**INSTRUCTIONS TO FOLLOW:** Scan each line of the records for the word "MEETING" and extract the ones that have it.

**EXERCISE INPUT:**
□ □ □ □ □ □ □

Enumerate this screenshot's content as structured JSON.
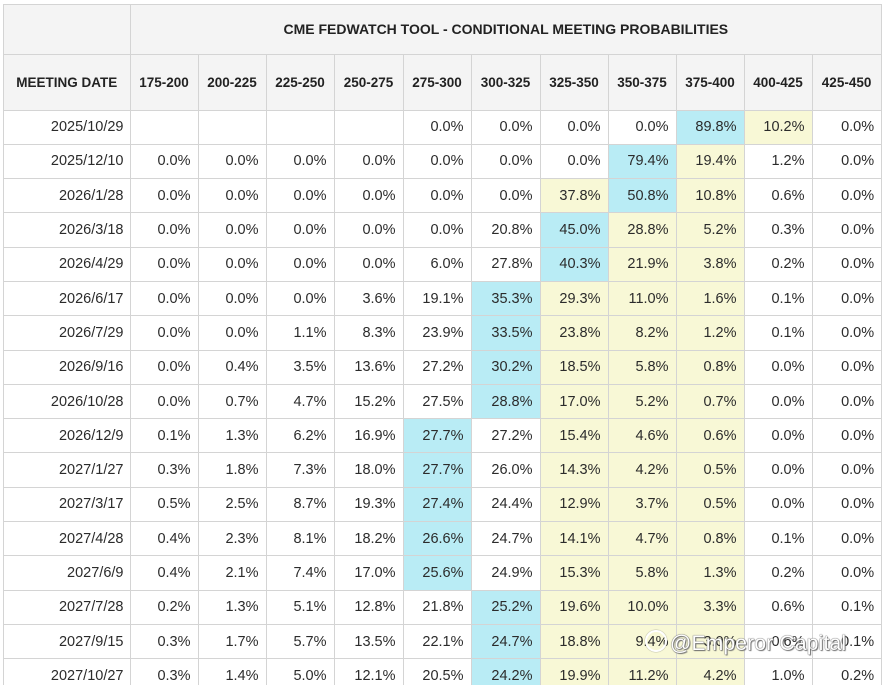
{
  "title": "CME FEDWATCH TOOL - CONDITIONAL MEETING PROBABILITIES",
  "header_label": "MEETING DATE",
  "columns": [
    "175-200",
    "200-225",
    "225-250",
    "250-275",
    "275-300",
    "300-325",
    "325-350",
    "350-375",
    "375-400",
    "400-425",
    "425-450"
  ],
  "rows": [
    {
      "date": "2025/10/29",
      "values": [
        "",
        "",
        "",
        "",
        "0.0%",
        "0.0%",
        "0.0%",
        "0.0%",
        "89.8%",
        "10.2%",
        "0.0%"
      ]
    },
    {
      "date": "2025/12/10",
      "values": [
        "0.0%",
        "0.0%",
        "0.0%",
        "0.0%",
        "0.0%",
        "0.0%",
        "0.0%",
        "79.4%",
        "19.4%",
        "1.2%",
        "0.0%"
      ]
    },
    {
      "date": "2026/1/28",
      "values": [
        "0.0%",
        "0.0%",
        "0.0%",
        "0.0%",
        "0.0%",
        "0.0%",
        "37.8%",
        "50.8%",
        "10.8%",
        "0.6%",
        "0.0%"
      ]
    },
    {
      "date": "2026/3/18",
      "values": [
        "0.0%",
        "0.0%",
        "0.0%",
        "0.0%",
        "0.0%",
        "20.8%",
        "45.0%",
        "28.8%",
        "5.2%",
        "0.3%",
        "0.0%"
      ]
    },
    {
      "date": "2026/4/29",
      "values": [
        "0.0%",
        "0.0%",
        "0.0%",
        "0.0%",
        "6.0%",
        "27.8%",
        "40.3%",
        "21.9%",
        "3.8%",
        "0.2%",
        "0.0%"
      ]
    },
    {
      "date": "2026/6/17",
      "values": [
        "0.0%",
        "0.0%",
        "0.0%",
        "3.6%",
        "19.1%",
        "35.3%",
        "29.3%",
        "11.0%",
        "1.6%",
        "0.1%",
        "0.0%"
      ]
    },
    {
      "date": "2026/7/29",
      "values": [
        "0.0%",
        "0.0%",
        "1.1%",
        "8.3%",
        "23.9%",
        "33.5%",
        "23.8%",
        "8.2%",
        "1.2%",
        "0.1%",
        "0.0%"
      ]
    },
    {
      "date": "2026/9/16",
      "values": [
        "0.0%",
        "0.4%",
        "3.5%",
        "13.6%",
        "27.2%",
        "30.2%",
        "18.5%",
        "5.8%",
        "0.8%",
        "0.0%",
        "0.0%"
      ]
    },
    {
      "date": "2026/10/28",
      "values": [
        "0.0%",
        "0.7%",
        "4.7%",
        "15.2%",
        "27.5%",
        "28.8%",
        "17.0%",
        "5.2%",
        "0.7%",
        "0.0%",
        "0.0%"
      ]
    },
    {
      "date": "2026/12/9",
      "values": [
        "0.1%",
        "1.3%",
        "6.2%",
        "16.9%",
        "27.7%",
        "27.2%",
        "15.4%",
        "4.6%",
        "0.6%",
        "0.0%",
        "0.0%"
      ]
    },
    {
      "date": "2027/1/27",
      "values": [
        "0.3%",
        "1.8%",
        "7.3%",
        "18.0%",
        "27.7%",
        "26.0%",
        "14.3%",
        "4.2%",
        "0.5%",
        "0.0%",
        "0.0%"
      ]
    },
    {
      "date": "2027/3/17",
      "values": [
        "0.5%",
        "2.5%",
        "8.7%",
        "19.3%",
        "27.4%",
        "24.4%",
        "12.9%",
        "3.7%",
        "0.5%",
        "0.0%",
        "0.0%"
      ]
    },
    {
      "date": "2027/4/28",
      "values": [
        "0.4%",
        "2.3%",
        "8.1%",
        "18.2%",
        "26.6%",
        "24.7%",
        "14.1%",
        "4.7%",
        "0.8%",
        "0.1%",
        "0.0%"
      ]
    },
    {
      "date": "2027/6/9",
      "values": [
        "0.4%",
        "2.1%",
        "7.4%",
        "17.0%",
        "25.6%",
        "24.9%",
        "15.3%",
        "5.8%",
        "1.3%",
        "0.2%",
        "0.0%"
      ]
    },
    {
      "date": "2027/7/28",
      "values": [
        "0.2%",
        "1.3%",
        "5.1%",
        "12.8%",
        "21.8%",
        "25.2%",
        "19.6%",
        "10.0%",
        "3.3%",
        "0.6%",
        "0.1%"
      ]
    },
    {
      "date": "2027/9/15",
      "values": [
        "0.3%",
        "1.7%",
        "5.7%",
        "13.5%",
        "22.1%",
        "24.7%",
        "18.8%",
        "9.4%",
        "3.0%",
        "0.6%",
        "0.1%"
      ]
    },
    {
      "date": "2027/10/27",
      "values": [
        "0.3%",
        "1.4%",
        "5.0%",
        "12.1%",
        "20.5%",
        "24.2%",
        "19.9%",
        "11.2%",
        "4.2%",
        "1.0%",
        "0.2%"
      ]
    }
  ],
  "highlight_ranges": [
    [
      8,
      9
    ],
    [
      7,
      8
    ],
    [
      6,
      8
    ],
    [
      6,
      8
    ],
    [
      6,
      8
    ],
    [
      6,
      8
    ],
    [
      6,
      8
    ],
    [
      6,
      8
    ],
    [
      6,
      8
    ],
    [
      6,
      8
    ],
    [
      6,
      8
    ],
    [
      6,
      8
    ],
    [
      6,
      8
    ],
    [
      6,
      8
    ],
    [
      6,
      8
    ],
    [
      6,
      8
    ],
    [
      6,
      8
    ]
  ],
  "max_cells": [
    8,
    7,
    7,
    6,
    6,
    5,
    5,
    5,
    5,
    4,
    4,
    4,
    4,
    4,
    5,
    5,
    5
  ],
  "colors": {
    "max": "#b9ecf5",
    "highlight": "#f8f8d6",
    "header_bg": "#f4f4f4",
    "grid": "#d4d4d4"
  },
  "watermark": "@Emperor Capital"
}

□ □ □ □ □ □ □

**TASK RESPONSE:**
  "title": "CME FEDWATCH TOOL - CONDITIONAL MEETING PROBABILITIES",
  "header_label": "MEETING DATE",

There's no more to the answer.